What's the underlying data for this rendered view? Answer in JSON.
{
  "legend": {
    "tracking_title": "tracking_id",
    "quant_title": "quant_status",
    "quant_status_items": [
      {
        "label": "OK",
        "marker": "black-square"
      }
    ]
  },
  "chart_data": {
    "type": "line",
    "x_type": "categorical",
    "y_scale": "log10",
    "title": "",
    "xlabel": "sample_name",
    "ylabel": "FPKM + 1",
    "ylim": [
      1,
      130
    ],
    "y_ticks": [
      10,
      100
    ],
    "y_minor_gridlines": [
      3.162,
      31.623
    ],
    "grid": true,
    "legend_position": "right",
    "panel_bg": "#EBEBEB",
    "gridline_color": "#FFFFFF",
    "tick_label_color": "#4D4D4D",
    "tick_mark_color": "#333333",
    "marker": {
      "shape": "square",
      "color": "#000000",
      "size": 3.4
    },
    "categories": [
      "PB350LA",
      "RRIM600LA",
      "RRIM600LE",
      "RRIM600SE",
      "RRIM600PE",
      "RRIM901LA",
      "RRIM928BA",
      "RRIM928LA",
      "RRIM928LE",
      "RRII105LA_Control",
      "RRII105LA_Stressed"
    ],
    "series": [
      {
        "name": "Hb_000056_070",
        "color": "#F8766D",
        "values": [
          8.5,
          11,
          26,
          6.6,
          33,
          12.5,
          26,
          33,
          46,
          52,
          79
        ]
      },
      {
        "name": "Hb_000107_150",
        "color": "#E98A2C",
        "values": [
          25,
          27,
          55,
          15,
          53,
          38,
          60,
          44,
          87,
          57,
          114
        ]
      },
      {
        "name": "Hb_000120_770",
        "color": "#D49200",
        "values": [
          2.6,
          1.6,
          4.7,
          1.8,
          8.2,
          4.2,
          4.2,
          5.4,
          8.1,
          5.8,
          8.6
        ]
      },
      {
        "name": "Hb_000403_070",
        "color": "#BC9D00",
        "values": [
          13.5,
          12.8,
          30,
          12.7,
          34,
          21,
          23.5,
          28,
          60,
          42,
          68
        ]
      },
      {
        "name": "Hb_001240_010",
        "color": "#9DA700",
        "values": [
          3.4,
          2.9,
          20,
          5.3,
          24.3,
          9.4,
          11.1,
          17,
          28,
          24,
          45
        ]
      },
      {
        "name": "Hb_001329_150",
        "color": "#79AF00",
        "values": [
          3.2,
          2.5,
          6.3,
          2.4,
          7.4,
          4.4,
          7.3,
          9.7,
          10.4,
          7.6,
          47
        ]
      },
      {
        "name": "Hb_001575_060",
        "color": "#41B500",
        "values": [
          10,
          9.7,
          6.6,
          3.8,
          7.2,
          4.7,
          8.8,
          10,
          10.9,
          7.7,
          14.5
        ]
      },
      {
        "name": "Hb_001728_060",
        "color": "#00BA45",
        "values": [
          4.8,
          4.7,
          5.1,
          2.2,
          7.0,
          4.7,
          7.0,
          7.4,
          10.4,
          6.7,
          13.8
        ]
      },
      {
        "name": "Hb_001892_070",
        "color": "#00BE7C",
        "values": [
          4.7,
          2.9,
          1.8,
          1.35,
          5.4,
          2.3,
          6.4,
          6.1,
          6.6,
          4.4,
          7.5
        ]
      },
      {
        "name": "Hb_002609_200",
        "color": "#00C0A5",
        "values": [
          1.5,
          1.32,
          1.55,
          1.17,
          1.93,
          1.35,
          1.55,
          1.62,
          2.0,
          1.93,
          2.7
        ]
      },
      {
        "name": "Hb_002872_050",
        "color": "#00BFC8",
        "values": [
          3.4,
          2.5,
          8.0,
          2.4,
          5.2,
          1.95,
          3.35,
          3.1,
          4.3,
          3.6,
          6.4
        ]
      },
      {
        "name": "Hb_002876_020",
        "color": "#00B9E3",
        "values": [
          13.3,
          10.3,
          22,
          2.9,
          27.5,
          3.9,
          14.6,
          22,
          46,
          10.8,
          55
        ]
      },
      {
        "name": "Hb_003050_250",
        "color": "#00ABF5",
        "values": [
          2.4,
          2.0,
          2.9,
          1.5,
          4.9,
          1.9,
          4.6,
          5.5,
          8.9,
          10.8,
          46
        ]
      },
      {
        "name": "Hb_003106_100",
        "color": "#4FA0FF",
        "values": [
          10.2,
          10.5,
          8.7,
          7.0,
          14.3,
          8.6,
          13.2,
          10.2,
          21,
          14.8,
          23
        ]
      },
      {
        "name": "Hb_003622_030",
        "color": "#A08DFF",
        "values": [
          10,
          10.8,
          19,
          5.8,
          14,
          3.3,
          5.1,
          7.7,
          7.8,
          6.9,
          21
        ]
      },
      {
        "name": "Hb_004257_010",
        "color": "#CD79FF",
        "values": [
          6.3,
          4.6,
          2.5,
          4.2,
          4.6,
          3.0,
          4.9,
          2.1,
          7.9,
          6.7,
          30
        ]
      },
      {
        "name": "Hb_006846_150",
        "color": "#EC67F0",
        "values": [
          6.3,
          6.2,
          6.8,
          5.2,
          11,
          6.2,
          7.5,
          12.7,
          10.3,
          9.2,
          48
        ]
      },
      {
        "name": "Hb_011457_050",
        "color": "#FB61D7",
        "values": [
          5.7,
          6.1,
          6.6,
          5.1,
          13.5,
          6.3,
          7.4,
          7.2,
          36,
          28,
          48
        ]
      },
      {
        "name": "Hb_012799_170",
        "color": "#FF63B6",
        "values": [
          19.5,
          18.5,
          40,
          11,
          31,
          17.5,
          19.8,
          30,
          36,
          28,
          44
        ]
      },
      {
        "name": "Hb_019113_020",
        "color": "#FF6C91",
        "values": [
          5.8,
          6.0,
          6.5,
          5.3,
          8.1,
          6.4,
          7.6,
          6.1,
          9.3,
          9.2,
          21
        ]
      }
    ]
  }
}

════

Aim - Go through the records and print each one exactly.

Exercise output -
What's the underlying data for this rendered view? Answer in JSON.
{
  "legend": {
    "tracking_title": "tracking_id",
    "quant_title": "quant_status",
    "quant_status_items": [
      {
        "label": "OK",
        "marker": "black-square"
      }
    ]
  },
  "chart_data": {
    "type": "line",
    "x_type": "categorical",
    "y_scale": "log10",
    "title": "",
    "xlabel": "sample_name",
    "ylabel": "FPKM + 1",
    "ylim": [
      1,
      130
    ],
    "y_ticks": [
      10,
      100
    ],
    "y_minor_gridlines": [
      3.162,
      31.623
    ],
    "grid": true,
    "legend_position": "right",
    "panel_bg": "#EBEBEB",
    "gridline_color": "#FFFFFF",
    "tick_label_color": "#4D4D4D",
    "tick_mark_color": "#333333",
    "marker": {
      "shape": "square",
      "color": "#000000",
      "size": 3.4
    },
    "categories": [
      "PB350LA",
      "RRIM600LA",
      "RRIM600LE",
      "RRIM600SE",
      "RRIM600PE",
      "RRIM901LA",
      "RRIM928BA",
      "RRIM928LA",
      "RRIM928LE",
      "RRII105LA_Control",
      "RRII105LA_Stressed"
    ],
    "series": [
      {
        "name": "Hb_000056_070",
        "color": "#F8766D",
        "values": [
          8.5,
          11,
          26,
          6.6,
          33,
          12.5,
          26,
          33,
          46,
          52,
          79
        ]
      },
      {
        "name": "Hb_000107_150",
        "color": "#E98A2C",
        "values": [
          25,
          27,
          55,
          15,
          53,
          38,
          60,
          44,
          87,
          57,
          114
        ]
      },
      {
        "name": "Hb_000120_770",
        "color": "#D49200",
        "values": [
          2.6,
          1.6,
          4.7,
          1.8,
          8.2,
          4.2,
          4.2,
          5.4,
          8.1,
          5.8,
          8.6
        ]
      },
      {
        "name": "Hb_000403_070",
        "color": "#BC9D00",
        "values": [
          13.5,
          12.8,
          30,
          12.7,
          34,
          21,
          23.5,
          28,
          60,
          42,
          68
        ]
      },
      {
        "name": "Hb_001240_010",
        "color": "#9DA700",
        "values": [
          3.4,
          2.9,
          20,
          5.3,
          24.3,
          9.4,
          11.1,
          17,
          28,
          24,
          45
        ]
      },
      {
        "name": "Hb_001329_150",
        "color": "#79AF00",
        "values": [
          3.2,
          2.5,
          6.3,
          2.4,
          7.4,
          4.4,
          7.3,
          9.7,
          10.4,
          7.6,
          47
        ]
      },
      {
        "name": "Hb_001575_060",
        "color": "#41B500",
        "values": [
          10,
          9.7,
          6.6,
          3.8,
          7.2,
          4.7,
          8.8,
          10,
          10.9,
          7.7,
          14.5
        ]
      },
      {
        "name": "Hb_001728_060",
        "color": "#00BA45",
        "values": [
          4.8,
          4.7,
          5.1,
          2.2,
          7.0,
          4.7,
          7.0,
          7.4,
          10.4,
          6.7,
          13.8
        ]
      },
      {
        "name": "Hb_001892_070",
        "color": "#00BE7C",
        "values": [
          4.7,
          2.9,
          1.8,
          1.35,
          5.4,
          2.3,
          6.4,
          6.1,
          6.6,
          4.4,
          7.5
        ]
      },
      {
        "name": "Hb_002609_200",
        "color": "#00C0A5",
        "values": [
          1.5,
          1.32,
          1.55,
          1.17,
          1.93,
          1.35,
          1.55,
          1.62,
          2.0,
          1.93,
          2.7
        ]
      },
      {
        "name": "Hb_002872_050",
        "color": "#00BFC8",
        "values": [
          3.4,
          2.5,
          8.0,
          2.4,
          5.2,
          1.95,
          3.35,
          3.1,
          4.3,
          3.6,
          6.4
        ]
      },
      {
        "name": "Hb_002876_020",
        "color": "#00B9E3",
        "values": [
          13.3,
          10.3,
          22,
          2.9,
          27.5,
          3.9,
          14.6,
          22,
          46,
          10.8,
          55
        ]
      },
      {
        "name": "Hb_003050_250",
        "color": "#00ABF5",
        "values": [
          2.4,
          2.0,
          2.9,
          1.5,
          4.9,
          1.9,
          4.6,
          5.5,
          8.9,
          10.8,
          46
        ]
      },
      {
        "name": "Hb_003106_100",
        "color": "#4FA0FF",
        "values": [
          10.2,
          10.5,
          8.7,
          7.0,
          14.3,
          8.6,
          13.2,
          10.2,
          21,
          14.8,
          23
        ]
      },
      {
        "name": "Hb_003622_030",
        "color": "#A08DFF",
        "values": [
          10,
          10.8,
          19,
          5.8,
          14,
          3.3,
          5.1,
          7.7,
          7.8,
          6.9,
          21
        ]
      },
      {
        "name": "Hb_004257_010",
        "color": "#CD79FF",
        "values": [
          6.3,
          4.6,
          2.5,
          4.2,
          4.6,
          3.0,
          4.9,
          2.1,
          7.9,
          6.7,
          30
        ]
      },
      {
        "name": "Hb_006846_150",
        "color": "#EC67F0",
        "values": [
          6.3,
          6.2,
          6.8,
          5.2,
          11,
          6.2,
          7.5,
          12.7,
          10.3,
          9.2,
          48
        ]
      },
      {
        "name": "Hb_011457_050",
        "color": "#FB61D7",
        "values": [
          5.7,
          6.1,
          6.6,
          5.1,
          13.5,
          6.3,
          7.4,
          7.2,
          36,
          28,
          48
        ]
      },
      {
        "name": "Hb_012799_170",
        "color": "#FF63B6",
        "values": [
          19.5,
          18.5,
          40,
          11,
          31,
          17.5,
          19.8,
          30,
          36,
          28,
          44
        ]
      },
      {
        "name": "Hb_019113_020",
        "color": "#FF6C91",
        "values": [
          5.8,
          6.0,
          6.5,
          5.3,
          8.1,
          6.4,
          7.6,
          6.1,
          9.3,
          9.2,
          21
        ]
      }
    ]
  }
}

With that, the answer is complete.